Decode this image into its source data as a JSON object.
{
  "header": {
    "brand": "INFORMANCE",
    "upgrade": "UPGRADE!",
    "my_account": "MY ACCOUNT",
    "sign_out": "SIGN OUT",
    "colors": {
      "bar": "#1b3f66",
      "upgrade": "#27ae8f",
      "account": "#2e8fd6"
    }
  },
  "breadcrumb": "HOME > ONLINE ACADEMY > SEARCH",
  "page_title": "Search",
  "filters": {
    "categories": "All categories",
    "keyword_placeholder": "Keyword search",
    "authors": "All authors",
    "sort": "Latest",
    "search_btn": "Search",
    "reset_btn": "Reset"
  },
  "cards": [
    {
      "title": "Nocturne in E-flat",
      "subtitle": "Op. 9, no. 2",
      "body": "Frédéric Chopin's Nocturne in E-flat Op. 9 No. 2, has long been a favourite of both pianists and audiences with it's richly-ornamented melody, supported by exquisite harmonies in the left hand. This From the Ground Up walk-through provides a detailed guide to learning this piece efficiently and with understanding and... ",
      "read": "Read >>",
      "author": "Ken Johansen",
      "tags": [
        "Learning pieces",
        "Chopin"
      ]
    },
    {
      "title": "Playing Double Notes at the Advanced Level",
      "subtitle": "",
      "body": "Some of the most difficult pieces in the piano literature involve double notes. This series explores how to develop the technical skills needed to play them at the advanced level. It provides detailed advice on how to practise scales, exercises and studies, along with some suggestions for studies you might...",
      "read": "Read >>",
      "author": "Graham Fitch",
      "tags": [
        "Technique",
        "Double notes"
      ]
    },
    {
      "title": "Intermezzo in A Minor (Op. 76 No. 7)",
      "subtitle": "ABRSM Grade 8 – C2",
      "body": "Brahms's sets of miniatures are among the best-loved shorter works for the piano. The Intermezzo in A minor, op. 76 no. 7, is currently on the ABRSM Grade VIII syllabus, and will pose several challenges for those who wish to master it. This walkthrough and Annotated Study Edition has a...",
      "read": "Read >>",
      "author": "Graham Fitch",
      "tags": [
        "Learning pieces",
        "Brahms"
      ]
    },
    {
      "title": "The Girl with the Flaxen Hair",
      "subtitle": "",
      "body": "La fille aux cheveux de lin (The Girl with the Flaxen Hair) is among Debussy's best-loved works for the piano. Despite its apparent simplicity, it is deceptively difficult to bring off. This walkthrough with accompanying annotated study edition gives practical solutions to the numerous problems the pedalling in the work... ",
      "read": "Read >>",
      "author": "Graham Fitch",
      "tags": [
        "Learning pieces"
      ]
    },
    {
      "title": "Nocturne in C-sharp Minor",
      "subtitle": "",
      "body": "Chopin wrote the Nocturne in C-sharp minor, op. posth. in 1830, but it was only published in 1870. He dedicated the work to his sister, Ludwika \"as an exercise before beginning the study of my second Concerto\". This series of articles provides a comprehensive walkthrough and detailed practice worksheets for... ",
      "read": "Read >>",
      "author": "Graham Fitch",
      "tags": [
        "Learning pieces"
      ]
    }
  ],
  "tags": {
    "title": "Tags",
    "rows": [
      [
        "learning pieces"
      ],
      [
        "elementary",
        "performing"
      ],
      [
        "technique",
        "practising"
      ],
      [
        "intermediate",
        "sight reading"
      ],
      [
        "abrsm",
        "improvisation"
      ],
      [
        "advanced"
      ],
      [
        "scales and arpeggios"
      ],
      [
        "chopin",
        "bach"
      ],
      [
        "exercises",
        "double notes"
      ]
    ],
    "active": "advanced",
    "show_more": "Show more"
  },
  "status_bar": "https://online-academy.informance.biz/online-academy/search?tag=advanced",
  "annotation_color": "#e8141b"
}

########

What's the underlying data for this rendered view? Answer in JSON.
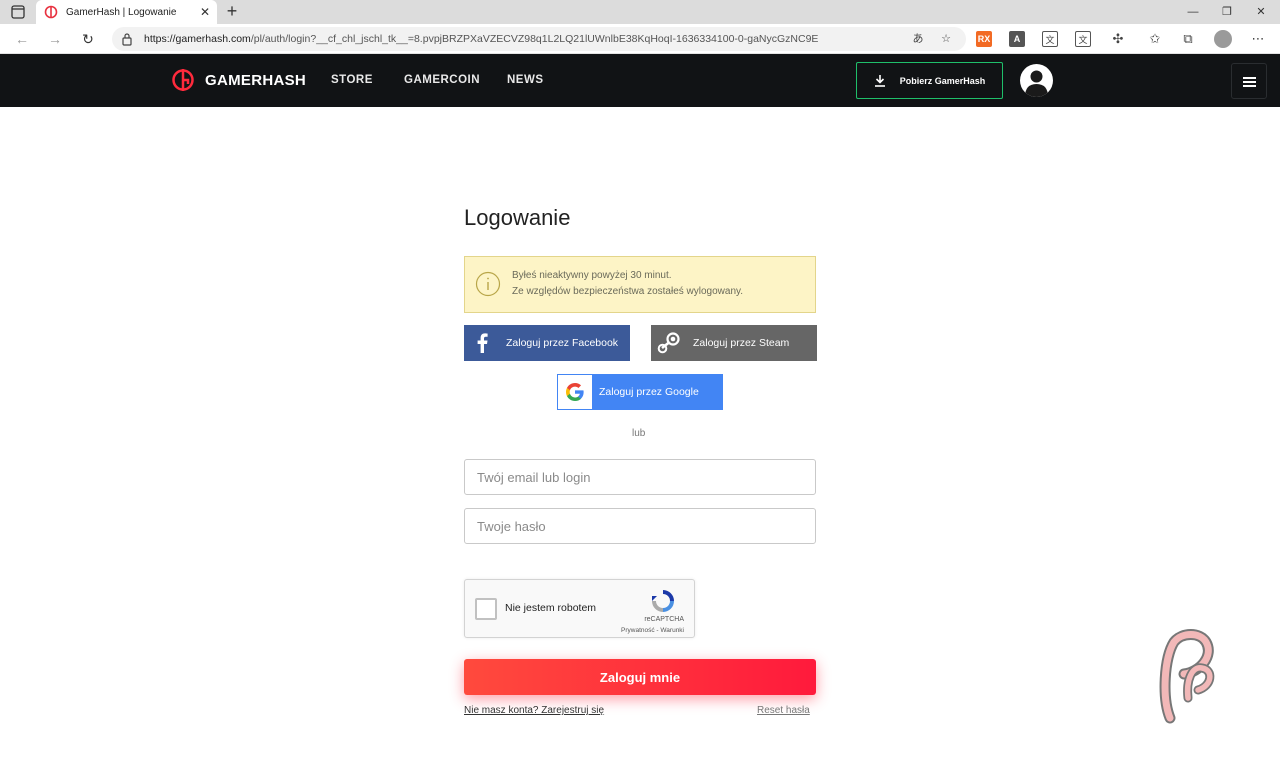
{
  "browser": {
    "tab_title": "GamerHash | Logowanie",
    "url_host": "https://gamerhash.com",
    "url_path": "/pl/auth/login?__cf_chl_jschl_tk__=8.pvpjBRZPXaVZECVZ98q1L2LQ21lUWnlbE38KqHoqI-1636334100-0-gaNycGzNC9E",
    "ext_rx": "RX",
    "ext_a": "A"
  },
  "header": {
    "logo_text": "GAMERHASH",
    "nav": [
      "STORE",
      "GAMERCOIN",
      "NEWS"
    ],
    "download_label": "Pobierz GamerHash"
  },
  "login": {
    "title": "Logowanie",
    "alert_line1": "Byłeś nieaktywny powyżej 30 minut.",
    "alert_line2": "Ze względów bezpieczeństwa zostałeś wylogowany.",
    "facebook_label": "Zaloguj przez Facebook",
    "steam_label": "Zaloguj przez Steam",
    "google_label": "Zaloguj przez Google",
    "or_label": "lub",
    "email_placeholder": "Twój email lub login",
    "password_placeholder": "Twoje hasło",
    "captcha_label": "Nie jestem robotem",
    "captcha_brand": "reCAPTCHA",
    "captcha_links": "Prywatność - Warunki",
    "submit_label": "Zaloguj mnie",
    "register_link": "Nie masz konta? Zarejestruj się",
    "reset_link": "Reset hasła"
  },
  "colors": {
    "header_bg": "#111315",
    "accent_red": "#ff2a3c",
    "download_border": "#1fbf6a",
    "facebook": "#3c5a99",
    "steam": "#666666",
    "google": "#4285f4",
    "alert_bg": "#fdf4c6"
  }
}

########

• _DIRECTION_
Go through the records above and copy every line with the word "Zaloguj".

• _RESPONSE_
    "facebook_label": "Zaloguj przez Facebook",
    "steam_label": "Zaloguj przez Steam",
    "google_label": "Zaloguj przez Google",
    "submit_label": "Zaloguj mnie",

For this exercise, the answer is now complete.